• _Work to do_
Render every line of the records below as a Markdown table with two columns, Row and Line: number the rows in order, skip blank lines, and leave out the pictures.

Coordinate annotation records:
☆ ☆ ☆ ☆ ☆ ☆ ☆

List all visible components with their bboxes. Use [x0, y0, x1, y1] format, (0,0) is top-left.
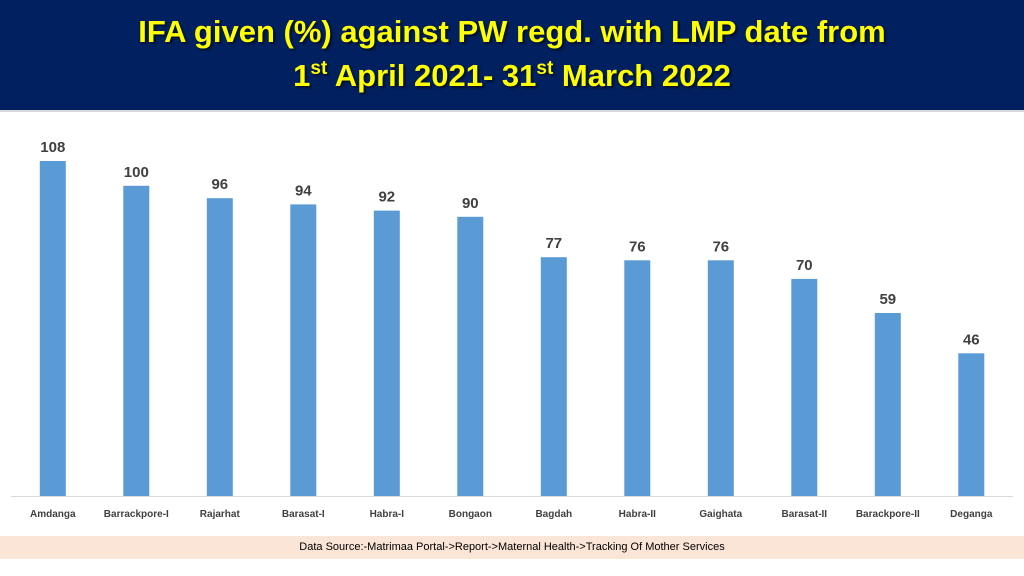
- data-label-barasat-ii: 70: [796, 257, 813, 274]
- tick-label-gaighata: Gaighata: [699, 509, 742, 520]
- data-label-rajarhat: 96: [211, 176, 228, 193]
- bar-gaighata: [707, 260, 734, 496]
- tick-label-amdanga: Amdanga: [30, 509, 76, 520]
- title-banner: IFA given (%) against PW regd. with LMP …: [0, 0, 1024, 112]
- tick-label-rajarhat: Rajarhat: [200, 509, 241, 520]
- bar-rajarhat: [206, 198, 233, 496]
- data-source-footer: Data Source:-Matrimaa Portal->Report->Ma…: [0, 536, 1024, 559]
- title-sup-1: st: [310, 58, 328, 79]
- bar-amdanga: [39, 161, 66, 496]
- data-label-deganga: 46: [963, 331, 980, 348]
- title-sup-2: st: [536, 58, 554, 79]
- title-end: March 2022: [553, 58, 731, 93]
- data-label-barasat-i: 94: [295, 182, 312, 199]
- tick-label-habra-i: Habra-I: [370, 509, 405, 520]
- data-label-bagdah: 77: [545, 235, 562, 252]
- data-label-habra-ii: 76: [629, 238, 646, 255]
- title-line-2: 1st April 2021- 31st March 2022: [0, 54, 1024, 98]
- bar-bagdah: [540, 257, 567, 496]
- bar-habra-ii: [624, 260, 651, 496]
- bar-habra-i: [373, 210, 400, 496]
- tick-label-deganga: Deganga: [950, 509, 993, 520]
- tick-label-barackpore-ii: Barackpore-II: [856, 509, 920, 520]
- tick-label-barrackpore-i: Barrackpore-I: [104, 509, 169, 520]
- tick-label-bagdah: Bagdah: [535, 509, 572, 520]
- tick-label-barasat-i: Barasat-I: [282, 509, 325, 520]
- data-label-amdanga: 108: [40, 139, 65, 156]
- data-label-bongaon: 90: [462, 195, 479, 212]
- bar-barackpore-ii: [874, 313, 901, 496]
- data-label-habra-i: 92: [378, 189, 395, 206]
- tick-label-barasat-ii: Barasat-II: [782, 509, 828, 520]
- data-label-barackpore-ii: 59: [879, 291, 896, 308]
- bar-barasat-ii: [791, 278, 818, 496]
- bar-chart: 108 Amdanga 100 Barrackpore-I 96 Rajarhat 94 Ba…: [11, 139, 1013, 520]
- bar-deganga: [958, 353, 985, 496]
- slide-title: IFA given (%) against PW regd. with LMP …: [0, 10, 1024, 98]
- title-num-1: 1: [293, 58, 311, 93]
- bar-bongaon: [457, 216, 484, 497]
- data-label-gaighata: 76: [712, 238, 729, 255]
- tick-label-habra-ii: Habra-II: [619, 509, 656, 520]
- title-mid: April 2021- 31: [327, 58, 537, 93]
- bar-barrackpore-i: [123, 185, 150, 497]
- bar-barasat-i: [290, 204, 317, 496]
- data-label-barrackpore-i: 100: [124, 164, 149, 181]
- tick-label-bongaon: Bongaon: [449, 509, 492, 520]
- title-line-1: IFA given (%) against PW regd. with LMP …: [138, 14, 886, 49]
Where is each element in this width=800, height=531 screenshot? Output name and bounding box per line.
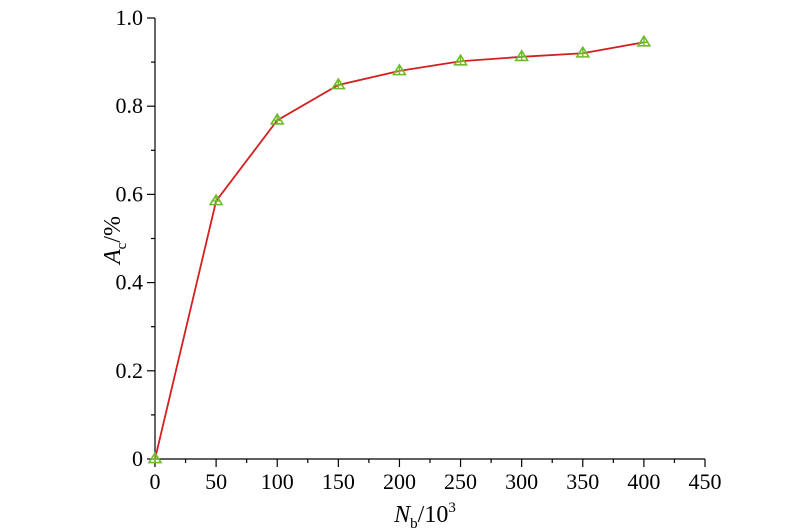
x-axis-title-rest: /10 <box>418 502 449 528</box>
x-axis-title-subscript: b <box>410 516 418 531</box>
y-tick-label: 0 <box>132 446 143 471</box>
markers-layer <box>147 34 652 464</box>
x-tick-label: 100 <box>261 469 294 494</box>
y-tick-label: 0.6 <box>116 181 144 206</box>
x-tick-label: 300 <box>505 469 538 494</box>
axes: 0 50 100 150 200 250 300 350 400 450 0 0.2 0.4 0.6 0.8… <box>116 5 722 494</box>
data-point <box>453 53 468 66</box>
x-tick-label: 400 <box>627 469 660 494</box>
x-tick-label: 350 <box>566 469 599 494</box>
data-point <box>575 45 591 58</box>
series-line <box>154 41 645 460</box>
y-tick-label: 1.0 <box>116 5 144 30</box>
data-point <box>392 63 407 76</box>
y-tick-label: 0.2 <box>116 358 144 383</box>
y-axis-title-rest: /% <box>100 216 126 243</box>
series-layer <box>154 41 645 460</box>
x-axis-title: Nb/103 <box>393 500 456 531</box>
x-tick-label: 0 <box>150 469 161 494</box>
x-tick-label: 450 <box>689 469 722 494</box>
data-point <box>636 34 652 47</box>
x-tick-label: 250 <box>444 469 477 494</box>
y-axis-title-main: A <box>100 249 126 266</box>
y-tick-label: 0.4 <box>116 270 144 295</box>
data-point <box>514 49 530 62</box>
y-axis-title: Ac/% <box>100 216 130 266</box>
y-tick-label: 0.8 <box>116 93 144 118</box>
x-axis-title-superscript: 3 <box>448 500 456 516</box>
y-axis-title-subscript: c <box>114 242 130 249</box>
x-tick-label: 50 <box>205 469 227 494</box>
x-axis-title-main: N <box>393 502 412 528</box>
data-point <box>269 112 285 125</box>
triangle-marker <box>330 77 346 90</box>
x-tick-label: 150 <box>322 469 355 494</box>
x-tick-label: 200 <box>383 469 416 494</box>
data-point <box>330 77 346 90</box>
data-point <box>147 451 163 464</box>
data-point <box>208 193 224 206</box>
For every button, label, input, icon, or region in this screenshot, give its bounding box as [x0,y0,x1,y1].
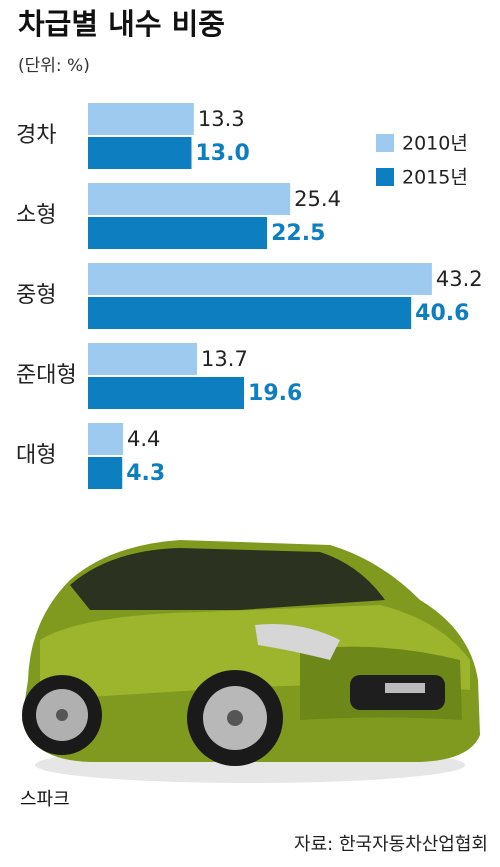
value-label: 40.6 [415,301,469,326]
legend-label: 2015년 [402,167,468,189]
bar [88,297,412,329]
value-label: 43.2 [436,267,483,291]
category-label: 준대형 [16,363,77,388]
value-label: 13.7 [201,347,248,371]
value-label: 19.6 [248,381,302,406]
category-label: 소형 [16,203,56,228]
legend-label: 2010년 [402,133,468,155]
category-label: 대형 [16,443,56,468]
car-illustration [22,540,480,783]
bar [88,343,198,375]
chart-subtitle: (단위: %) [18,56,90,76]
legend-swatch [376,168,394,186]
source-note: 자료: 한국자동차산업협회 [294,834,488,855]
value-label: 4.3 [126,461,165,486]
category-label: 경차 [16,123,56,148]
bar [88,423,124,455]
bar [88,103,194,135]
bar [88,183,291,215]
bar [88,263,432,295]
bar [88,457,123,489]
value-label: 22.5 [271,221,325,246]
legend-swatch [376,134,394,152]
image-caption: 스파크 [20,789,70,810]
value-label: 13.0 [195,141,249,166]
bar [88,217,268,249]
bar [88,137,192,169]
value-label: 4.4 [127,427,160,451]
bar [88,377,245,409]
chart-title: 차급별 내수 비중 [18,7,225,41]
value-label: 25.4 [294,187,341,211]
category-label: 중형 [16,283,56,308]
value-label: 13.3 [198,107,245,131]
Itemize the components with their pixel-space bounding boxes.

☆ ☆ ☆ ☆ ☆ ☆ ☆

• _Result of this task_
| Row | Line |
|---|---|
| 1 | List all visible components with their bboxes. Use [x0, y0, x1, y1] format, (0,0) is top-left. |
| 2 | - data-label-barasat-ii: 70: [796, 257, 813, 274] |
| 3 | - tick-label-gaighata: Gaighata: [699, 509, 742, 520] |
| 4 | - data-label-rajarhat: 96: [211, 176, 228, 193] |
| 5 | - bar-gaighata: [707, 260, 734, 496] |
| 6 | - tick-label-amdanga: Amdanga: [30, 509, 76, 520] |
| 7 | - title-banner: IFA given (%) against PW regd. with LMP …: [0, 0, 1024, 112] |
| 8 | - tick-label-rajarhat: Rajarhat: [200, 509, 241, 520] |
| 9 | - bar-rajarhat: [206, 198, 233, 496] |
| 10 | - data-source-footer: Data Source:-Matrimaa Portal->Report->Ma…: [0, 536, 1024, 559] |
| 11 | - title-sup-1: st: [310, 58, 328, 79] |
| 12 | - bar-amdanga: [39, 161, 66, 496] |
| 13 | - data-label-deganga: 46: [963, 331, 980, 348] |
| 14 | - title-sup-2: st: [536, 58, 554, 79] |
| 15 | - title-end: March 2022: [553, 58, 731, 93] |
| 16 | - data-label-barasat-i: 94: [295, 182, 312, 199] |
| 17 | - tick-label-habra-i: Habra-I: [370, 509, 405, 520] |
| 18 | - data-label-bagdah: 77: [545, 235, 562, 252] |
| 19 | - data-label-habra-ii: 76: [629, 238, 646, 255] |
| 20 | - title-line-2: 1st April 2021- 31st March 2022: [0, 54, 1024, 98] |
| 21 | - bar-bagdah: [540, 257, 567, 496] |
| 22 | - bar-habra-ii: [624, 260, 651, 496] |
| 23 | - bar-habra-i: [373, 210, 400, 496] |
| 24 | - tick-label-deganga: Deganga: [950, 509, 993, 520] |
| 25 | - tick-label-barackpore-ii: Barackpore-II: [856, 509, 920, 520] |
| 26 | - tick-label-barrackpore-i: Barrackpore-I: [104, 509, 169, 520] |
| 27 | - tick-label-bagdah: Bagdah: [535, 509, 572, 520] |
| 28 | - tick-label-barasat-i: Barasat-I: [282, 509, 325, 520] |
| 29 | - data-label-amdanga: 108: [40, 139, 65, 156] |
| 30 | - data-label-bongaon: 90: [462, 195, 479, 212] |
| 31 | - bar-barackpore-ii: [874, 313, 901, 496] |
| 32 | - data-label-habra-i: 92: [378, 189, 395, 206] |
| 33 | - tick-label-barasat-ii: Barasat-II: [782, 509, 828, 520] |
| 34 | - data-label-barackpore-ii: 59: [879, 291, 896, 308] |
| 35 | - bar-barasat-ii: [791, 278, 818, 496] |
| 36 | - bar-chart: 108 Amdanga 100 Barrackpore-I 96 Rajarhat 94 Ba…: [11, 139, 1013, 520] |
| 37 | - bar-deganga: [958, 353, 985, 496] |
| 38 | - slide-title: IFA given (%) against PW regd. with LMP …: [0, 10, 1024, 98] |
| 39 | - title-num-1: 1: [293, 58, 311, 93] |
| 40 | - bar-bongaon: [457, 216, 484, 497] |
| 41 | - data-label-gaighata: 76: [712, 238, 729, 255] |
| 42 | - tick-label-habra-ii: Habra-II: [619, 509, 656, 520] |
| 43 | - title-mid: April 2021- 31: [327, 58, 537, 93] |
| 44 | - bar-barrackpore-i: [123, 185, 150, 497] |
| 45 | - bar-barasat-i: [290, 204, 317, 496] |
| 46 | - data-label-barrackpore-i: 100: [124, 164, 149, 181] |
| 47 | - tick-label-bongaon: Bongaon: [449, 509, 492, 520] |
| 48 | - title-line-1: IFA given (%) against PW regd. with LMP …: [138, 14, 886, 49] |
| 49 | Where is each element in this width=800, height=531 screenshot? Output name and bounding box per line. |
| 50 | x-axis-title-rest: /10 <box>418 502 449 528</box> |
| 51 | x-axis-title-subscript: b <box>410 516 418 531</box> |
| 52 | y-tick-label: 0 <box>132 446 143 471</box> |
| 53 | markers-layer <box>147 34 652 464</box> |
| 54 | x-tick-label: 100 <box>261 469 294 494</box> |
| 55 | y-tick-label: 0.6 <box>116 181 144 206</box> |
| 56 | x-tick-label: 300 <box>505 469 538 494</box> |
| 57 | axes: 0 50 100 150 200 250 300 350 400 450 0 0.2 0.4 0.6 0.8… <box>116 5 722 494</box> |
| 58 | data-point <box>453 53 468 66</box> |
| 59 | x-tick-label: 400 <box>627 469 660 494</box> |
| 60 | x-tick-label: 350 <box>566 469 599 494</box> |
| 61 | data-point <box>575 45 591 58</box> |
| 62 | series-line <box>154 41 645 460</box> |
| 63 | y-tick-label: 1.0 <box>116 5 144 30</box> |
| 64 | data-point <box>392 63 407 76</box> |
| 65 | y-tick-label: 0.2 <box>116 358 144 383</box> |
| 66 | y-axis-title-rest: /% <box>100 216 126 243</box> |
| 67 | series-layer <box>154 41 645 460</box> |
| 68 | x-axis-title: Nb/103 <box>393 500 456 531</box> |
| 69 | x-tick-label: 0 <box>150 469 161 494</box> |
| 70 | x-tick-label: 450 <box>689 469 722 494</box> |
| 71 | data-point <box>636 34 652 47</box> |
| 72 | x-tick-label: 250 <box>444 469 477 494</box> |
| 73 | y-axis-title-main: A <box>100 249 126 266</box> |
| 74 | y-tick-label: 0.4 <box>116 270 144 295</box> |
| 75 | data-point <box>514 49 530 62</box> |
| 76 | y-axis-title: Ac/% <box>100 216 130 266</box> |
| 77 | y-tick-label: 0.8 <box>116 93 144 118</box> |
| 78 | x-axis-title-superscript: 3 <box>448 500 456 516</box> |
| 79 | y-axis-title-subscript: c <box>114 242 130 249</box> |
| 80 | x-tick-label: 50 <box>205 469 227 494</box> |
| 81 | x-axis-title-main: N <box>393 502 412 528</box> |
| 82 | data-point <box>269 112 285 125</box> |
| 83 | triangle-marker <box>330 77 346 90</box> |
| 84 | x-tick-label: 150 <box>322 469 355 494</box> |
| 85 | x-tick-label: 200 <box>383 469 416 494</box> |
| 86 | data-point <box>330 77 346 90</box> |
| 87 | data-point <box>147 451 163 464</box> |
| 88 | data-point <box>208 193 224 206</box> |
| 89 | For every button, label, input, icon, or region in this screenshot, give its bounding box as [x0,y0,x1,y1]. |
| 90 | value-label: 40.6 [415,301,469,326] |
| 91 | legend-label: 2015년 [402,167,468,189] |
| 92 | bar [88,297,412,329] |
| 93 | value-label: 43.2 [436,267,483,291] |
| 94 | category-label: 준대형 [16,363,77,388] |
| 95 | value-label: 13.7 [201,347,248,371] |
| 96 | value-label: 19.6 [248,381,302,406] |
| 97 | category-label: 소형 [16,203,56,228] |
| 98 | legend-label: 2010년 [402,133,468,155] |
| 99 | category-label: 대형 [16,443,56,468] |
| 100 | car-illustration [22,540,480,783] |
| 101 | bar [88,343,198,375] |
| 102 | chart-subtitle: (단위: %) [18,56,90,76] |
| 103 | legend-swatch [376,168,394,186] |
| 104 | source-note: 자료: 한국자동차산업협회 [294,834,488,855] |
| 105 | value-label: 4.3 [126,461,165,486] |
| 106 | category-label: 경차 [16,123,56,148] |
| 107 | bar [88,423,124,455] |
| 108 | bar [88,103,194,135] |
| 109 | bar [88,183,291,215] |
| 110 | bar [88,263,432,295] |
| 111 | bar [88,457,123,489] |
| 112 | value-label: 22.5 [271,221,325,246] |
| 113 | legend-swatch [376,134,394,152] |
| 114 | image-caption: 스파크 [20,789,70,810] |
| 115 | value-label: 13.0 [195,141,249,166] |
| 116 | bar [88,217,268,249] |
| 117 | bar [88,137,192,169] |
| 118 | value-label: 4.4 [127,427,160,451] |
| 119 | bar [88,377,245,409] |
| 120 | chart-title: 차급별 내수 비중 [18,7,225,41] |
| 121 | value-label: 25.4 [294,187,341,211] |
| 122 | category-label: 중형 [16,283,56,308] |
| 123 | value-label: 13.3 [198,107,245,131] |
| 124 | Itemize the components with their pixel-space bounding boxes. |